→ **Short problem**: Copy each line holding the string "我的情绪我做主".
☆ ☆ ☆ ☆ ☆
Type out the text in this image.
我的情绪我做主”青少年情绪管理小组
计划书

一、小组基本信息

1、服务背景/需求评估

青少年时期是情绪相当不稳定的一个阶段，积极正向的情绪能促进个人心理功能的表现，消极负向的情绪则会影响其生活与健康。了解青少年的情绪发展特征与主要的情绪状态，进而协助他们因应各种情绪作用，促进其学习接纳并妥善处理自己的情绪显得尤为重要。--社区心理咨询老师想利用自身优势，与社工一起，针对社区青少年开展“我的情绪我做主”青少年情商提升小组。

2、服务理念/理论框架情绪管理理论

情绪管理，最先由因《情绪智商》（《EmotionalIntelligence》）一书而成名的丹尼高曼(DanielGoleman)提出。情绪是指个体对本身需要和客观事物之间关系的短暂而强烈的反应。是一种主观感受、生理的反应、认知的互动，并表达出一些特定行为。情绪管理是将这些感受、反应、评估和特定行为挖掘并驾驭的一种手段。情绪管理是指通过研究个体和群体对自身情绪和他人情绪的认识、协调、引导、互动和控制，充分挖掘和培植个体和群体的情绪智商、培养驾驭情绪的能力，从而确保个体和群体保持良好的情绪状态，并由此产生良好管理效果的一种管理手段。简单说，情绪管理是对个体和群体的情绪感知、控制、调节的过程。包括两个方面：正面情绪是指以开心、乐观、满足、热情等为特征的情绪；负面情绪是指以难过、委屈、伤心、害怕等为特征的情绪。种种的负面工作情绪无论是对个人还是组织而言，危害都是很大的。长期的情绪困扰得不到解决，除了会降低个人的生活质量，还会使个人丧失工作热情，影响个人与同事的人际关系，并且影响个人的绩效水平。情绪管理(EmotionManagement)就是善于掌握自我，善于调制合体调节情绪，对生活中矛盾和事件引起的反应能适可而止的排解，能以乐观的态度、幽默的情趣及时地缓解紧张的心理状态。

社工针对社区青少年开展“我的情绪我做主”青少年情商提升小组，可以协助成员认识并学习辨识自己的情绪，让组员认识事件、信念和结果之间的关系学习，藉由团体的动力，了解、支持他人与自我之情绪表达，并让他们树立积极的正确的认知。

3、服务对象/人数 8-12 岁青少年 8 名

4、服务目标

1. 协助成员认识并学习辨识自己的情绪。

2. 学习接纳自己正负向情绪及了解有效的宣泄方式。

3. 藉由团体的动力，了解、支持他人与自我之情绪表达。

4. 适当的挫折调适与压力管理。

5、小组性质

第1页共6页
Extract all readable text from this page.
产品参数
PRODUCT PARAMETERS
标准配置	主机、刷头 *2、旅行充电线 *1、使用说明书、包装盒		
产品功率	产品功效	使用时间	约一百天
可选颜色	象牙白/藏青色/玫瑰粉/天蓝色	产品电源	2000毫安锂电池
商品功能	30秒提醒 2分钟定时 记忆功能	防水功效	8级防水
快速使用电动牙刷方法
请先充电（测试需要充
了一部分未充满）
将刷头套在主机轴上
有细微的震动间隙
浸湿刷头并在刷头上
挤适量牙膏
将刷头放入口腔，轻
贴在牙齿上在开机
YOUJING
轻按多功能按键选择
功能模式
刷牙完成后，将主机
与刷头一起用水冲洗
☆ ☆ ☆ ☆ ☆
→ **Reply to the task**:
我的情绪我做主”青少年情绪管理小组
青少年时期是情绪相当不稳定的一个阶段，积极正向的情绪能促进个人心理功能的表现，消极负向的情绪则会影响其生活与健康。了解青少年的情绪发展特征与主要的情绪状态，进而协助他们因应各种情绪作用，促进其学习接纳并妥善处理自己的情绪显得尤为重要。--社区心理咨询老师想利用自身优势，与社工一起，针对社区青少年开展“我的情绪我做主”青少年情商提升小组。
社工针对社区青少年开展“我的情绪我做主”青少年情商提升小组，可以协助成员认识并学习辨识自己的情绪，让组员认识事件、信念和结果之间的关系学习，藉由团体的动力，了解、支持他人与自我之情绪表达，并让他们树立积极的正确的认知。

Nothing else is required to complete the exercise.